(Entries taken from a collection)
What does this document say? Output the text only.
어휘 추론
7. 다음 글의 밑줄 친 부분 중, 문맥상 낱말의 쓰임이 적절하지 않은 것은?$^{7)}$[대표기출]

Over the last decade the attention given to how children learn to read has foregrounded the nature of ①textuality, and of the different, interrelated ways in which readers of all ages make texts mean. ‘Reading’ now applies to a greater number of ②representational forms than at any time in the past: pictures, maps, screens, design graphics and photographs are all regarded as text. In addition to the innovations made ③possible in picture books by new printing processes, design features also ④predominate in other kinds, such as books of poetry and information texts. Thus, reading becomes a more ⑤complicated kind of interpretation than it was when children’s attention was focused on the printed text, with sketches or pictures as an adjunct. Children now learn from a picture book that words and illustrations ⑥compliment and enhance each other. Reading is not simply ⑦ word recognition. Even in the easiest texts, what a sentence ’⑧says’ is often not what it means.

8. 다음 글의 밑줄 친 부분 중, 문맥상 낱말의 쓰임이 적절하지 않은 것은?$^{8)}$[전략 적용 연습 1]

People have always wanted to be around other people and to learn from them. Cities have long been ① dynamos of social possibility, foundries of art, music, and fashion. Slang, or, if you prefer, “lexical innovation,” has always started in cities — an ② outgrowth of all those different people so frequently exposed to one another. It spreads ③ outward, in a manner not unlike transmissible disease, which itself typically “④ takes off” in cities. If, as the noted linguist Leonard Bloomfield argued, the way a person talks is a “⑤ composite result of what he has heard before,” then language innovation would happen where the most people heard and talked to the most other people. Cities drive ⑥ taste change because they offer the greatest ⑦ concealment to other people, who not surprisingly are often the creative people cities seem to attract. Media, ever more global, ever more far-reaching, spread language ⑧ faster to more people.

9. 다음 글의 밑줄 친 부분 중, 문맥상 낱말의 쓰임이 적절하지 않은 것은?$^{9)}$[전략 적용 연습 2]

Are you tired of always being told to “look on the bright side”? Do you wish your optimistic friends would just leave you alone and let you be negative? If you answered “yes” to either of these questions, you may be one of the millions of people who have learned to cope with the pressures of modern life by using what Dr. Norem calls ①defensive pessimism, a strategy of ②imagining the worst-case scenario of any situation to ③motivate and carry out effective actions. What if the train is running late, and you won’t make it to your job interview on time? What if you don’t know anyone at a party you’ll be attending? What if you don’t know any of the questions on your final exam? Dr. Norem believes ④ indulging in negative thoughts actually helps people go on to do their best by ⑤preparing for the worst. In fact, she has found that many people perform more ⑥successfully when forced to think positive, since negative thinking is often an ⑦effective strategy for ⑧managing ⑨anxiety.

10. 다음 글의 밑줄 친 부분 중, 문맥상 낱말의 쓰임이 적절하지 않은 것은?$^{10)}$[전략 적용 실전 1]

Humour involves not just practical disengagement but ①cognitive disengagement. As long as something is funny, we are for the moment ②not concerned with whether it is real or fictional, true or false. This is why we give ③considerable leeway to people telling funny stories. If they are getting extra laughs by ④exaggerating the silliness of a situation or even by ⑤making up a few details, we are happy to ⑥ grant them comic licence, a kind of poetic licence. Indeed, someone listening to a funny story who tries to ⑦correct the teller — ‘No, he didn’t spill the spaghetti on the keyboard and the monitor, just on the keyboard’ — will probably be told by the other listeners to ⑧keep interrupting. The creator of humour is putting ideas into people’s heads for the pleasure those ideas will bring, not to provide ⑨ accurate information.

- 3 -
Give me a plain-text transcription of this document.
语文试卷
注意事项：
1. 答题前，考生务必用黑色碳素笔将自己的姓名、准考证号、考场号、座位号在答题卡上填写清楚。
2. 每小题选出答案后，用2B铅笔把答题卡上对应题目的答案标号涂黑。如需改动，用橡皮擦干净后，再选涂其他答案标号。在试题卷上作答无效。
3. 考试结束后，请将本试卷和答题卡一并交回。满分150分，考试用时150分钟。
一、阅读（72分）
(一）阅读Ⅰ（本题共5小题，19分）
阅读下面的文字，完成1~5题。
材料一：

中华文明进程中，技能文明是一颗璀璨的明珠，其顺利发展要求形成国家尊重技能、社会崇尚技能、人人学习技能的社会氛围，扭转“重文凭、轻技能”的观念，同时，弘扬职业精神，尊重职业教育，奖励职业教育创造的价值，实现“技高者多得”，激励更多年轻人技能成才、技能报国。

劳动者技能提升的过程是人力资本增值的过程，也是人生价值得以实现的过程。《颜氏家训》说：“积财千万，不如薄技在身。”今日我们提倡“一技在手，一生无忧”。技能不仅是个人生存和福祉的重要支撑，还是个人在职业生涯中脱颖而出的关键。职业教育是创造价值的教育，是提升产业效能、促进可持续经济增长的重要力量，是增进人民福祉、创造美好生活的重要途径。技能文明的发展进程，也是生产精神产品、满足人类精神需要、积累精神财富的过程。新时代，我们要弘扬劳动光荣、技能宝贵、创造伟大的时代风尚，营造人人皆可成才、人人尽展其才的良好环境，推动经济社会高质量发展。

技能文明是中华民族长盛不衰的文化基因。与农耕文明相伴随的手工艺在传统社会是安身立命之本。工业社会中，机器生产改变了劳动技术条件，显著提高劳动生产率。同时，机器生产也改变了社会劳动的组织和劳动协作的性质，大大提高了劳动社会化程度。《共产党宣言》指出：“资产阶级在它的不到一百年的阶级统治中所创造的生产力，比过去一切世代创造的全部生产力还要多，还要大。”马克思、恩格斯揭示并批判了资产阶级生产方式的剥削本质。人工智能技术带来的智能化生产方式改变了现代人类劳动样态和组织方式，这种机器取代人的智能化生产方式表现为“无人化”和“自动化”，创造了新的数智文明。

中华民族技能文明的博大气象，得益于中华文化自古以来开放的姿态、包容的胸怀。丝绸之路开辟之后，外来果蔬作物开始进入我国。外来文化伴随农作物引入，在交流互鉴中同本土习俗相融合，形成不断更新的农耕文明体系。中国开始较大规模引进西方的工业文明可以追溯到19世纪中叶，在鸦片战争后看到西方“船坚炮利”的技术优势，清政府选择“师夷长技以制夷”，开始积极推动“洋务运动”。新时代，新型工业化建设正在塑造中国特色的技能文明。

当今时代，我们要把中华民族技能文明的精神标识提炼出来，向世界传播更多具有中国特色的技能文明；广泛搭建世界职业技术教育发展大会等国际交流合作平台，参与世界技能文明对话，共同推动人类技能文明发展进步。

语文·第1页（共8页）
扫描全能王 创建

- WRITTEN EXERCISE
Repeat exactly, and only, the lines from the one containing "Give me a plain-text" through the end of the material.

- TASK OUTPUT
Give me a plain-text transcription of this document.
语文试卷
注意事项：
1. 答题前，考生务必用黑色碳素笔将自己的姓名、准考证号、考场号、座位号在答题卡上填写清楚。
2. 每小题选出答案后，用2B铅笔把答题卡上对应题目的答案标号涂黑。如需改动，用橡皮擦干净后，再选涂其他答案标号。在试题卷上作答无效。
3. 考试结束后，请将本试卷和答题卡一并交回。满分150分，考试用时150分钟。
一、阅读（72分）
(一）阅读Ⅰ（本题共5小题，19分）
阅读下面的文字，完成1~5题。
材料一：

中华文明进程中，技能文明是一颗璀璨的明珠，其顺利发展要求形成国家尊重技能、社会崇尚技能、人人学习技能的社会氛围，扭转“重文凭、轻技能”的观念，同时，弘扬职业精神，尊重职业教育，奖励职业教育创造的价值，实现“技高者多得”，激励更多年轻人技能成才、技能报国。

劳动者技能提升的过程是人力资本增值的过程，也是人生价值得以实现的过程。《颜氏家训》说：“积财千万，不如薄技在身。”今日我们提倡“一技在手，一生无忧”。技能不仅是个人生存和福祉的重要支撑，还是个人在职业生涯中脱颖而出的关键。职业教育是创造价值的教育，是提升产业效能、促进可持续经济增长的重要力量，是增进人民福祉、创造美好生活的重要途径。技能文明的发展进程，也是生产精神产品、满足人类精神需要、积累精神财富的过程。新时代，我们要弘扬劳动光荣、技能宝贵、创造伟大的时代风尚，营造人人皆可成才、人人尽展其才的良好环境，推动经济社会高质量发展。

技能文明是中华民族长盛不衰的文化基因。与农耕文明相伴随的手工艺在传统社会是安身立命之本。工业社会中，机器生产改变了劳动技术条件，显著提高劳动生产率。同时，机器生产也改变了社会劳动的组织和劳动协作的性质，大大提高了劳动社会化程度。《共产党宣言》指出：“资产阶级在它的不到一百年的阶级统治中所创造的生产力，比过去一切世代创造的全部生产力还要多，还要大。”马克思、恩格斯揭示并批判了资产阶级生产方式的剥削本质。人工智能技术带来的智能化生产方式改变了现代人类劳动样态和组织方式，这种机器取代人的智能化生产方式表现为“无人化”和“自动化”，创造了新的数智文明。

中华民族技能文明的博大气象，得益于中华文化自古以来开放的姿态、包容的胸怀。丝绸之路开辟之后，外来果蔬作物开始进入我国。外来文化伴随农作物引入，在交流互鉴中同本土习俗相融合，形成不断更新的农耕文明体系。中国开始较大规模引进西方的工业文明可以追溯到19世纪中叶，在鸦片战争后看到西方“船坚炮利”的技术优势，清政府选择“师夷长技以制夷”，开始积极推动“洋务运动”。新时代，新型工业化建设正在塑造中国特色的技能文明。

当今时代，我们要把中华民族技能文明的精神标识提炼出来，向世界传播更多具有中国特色的技能文明；广泛搭建世界职业技术教育发展大会等国际交流合作平台，参与世界技能文明对话，共同推动人类技能文明发展进步。

语文·第1页（共8页）
扫描全能王 创建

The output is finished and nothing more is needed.